(PROBLEM TO SOLVE): Copy every line of the data in which the word "while" occurs.

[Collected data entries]
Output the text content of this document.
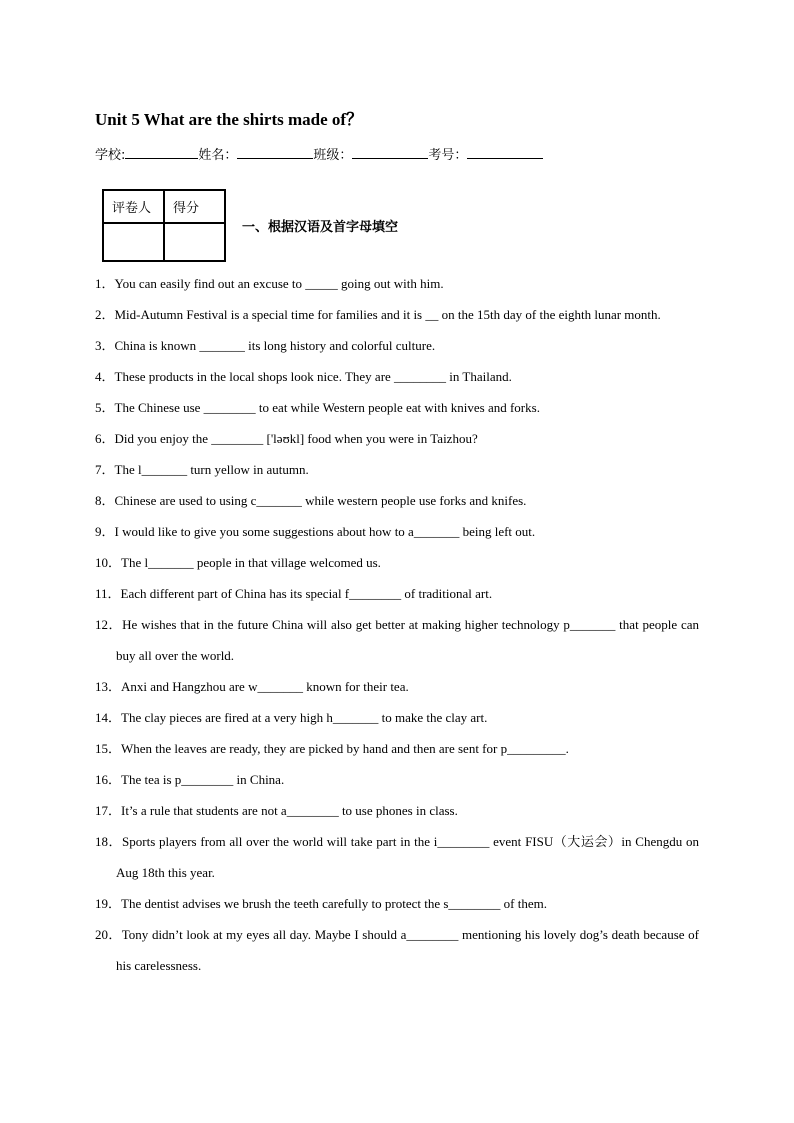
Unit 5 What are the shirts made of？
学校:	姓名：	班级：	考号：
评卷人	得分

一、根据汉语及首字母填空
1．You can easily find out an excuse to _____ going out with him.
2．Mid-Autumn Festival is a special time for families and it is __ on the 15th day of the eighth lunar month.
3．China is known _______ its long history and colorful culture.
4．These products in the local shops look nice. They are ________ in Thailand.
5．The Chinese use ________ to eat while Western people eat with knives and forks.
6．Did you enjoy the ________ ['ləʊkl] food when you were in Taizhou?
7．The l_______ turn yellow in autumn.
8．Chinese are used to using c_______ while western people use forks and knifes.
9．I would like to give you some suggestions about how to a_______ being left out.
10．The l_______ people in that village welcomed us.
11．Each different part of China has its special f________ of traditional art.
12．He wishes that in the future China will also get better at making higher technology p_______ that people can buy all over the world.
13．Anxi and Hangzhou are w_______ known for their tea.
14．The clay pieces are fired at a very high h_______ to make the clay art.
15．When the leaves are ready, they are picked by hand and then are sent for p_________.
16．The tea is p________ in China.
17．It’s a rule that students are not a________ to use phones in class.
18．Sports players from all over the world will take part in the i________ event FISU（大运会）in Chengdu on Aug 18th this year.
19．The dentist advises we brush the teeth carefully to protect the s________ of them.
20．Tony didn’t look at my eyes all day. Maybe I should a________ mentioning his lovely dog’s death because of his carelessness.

(PROBLEM SOLUTION):
5．The Chinese use ________ to eat while Western people eat with knives and forks.
8．Chinese are used to using c_______ while western people use forks and knifes.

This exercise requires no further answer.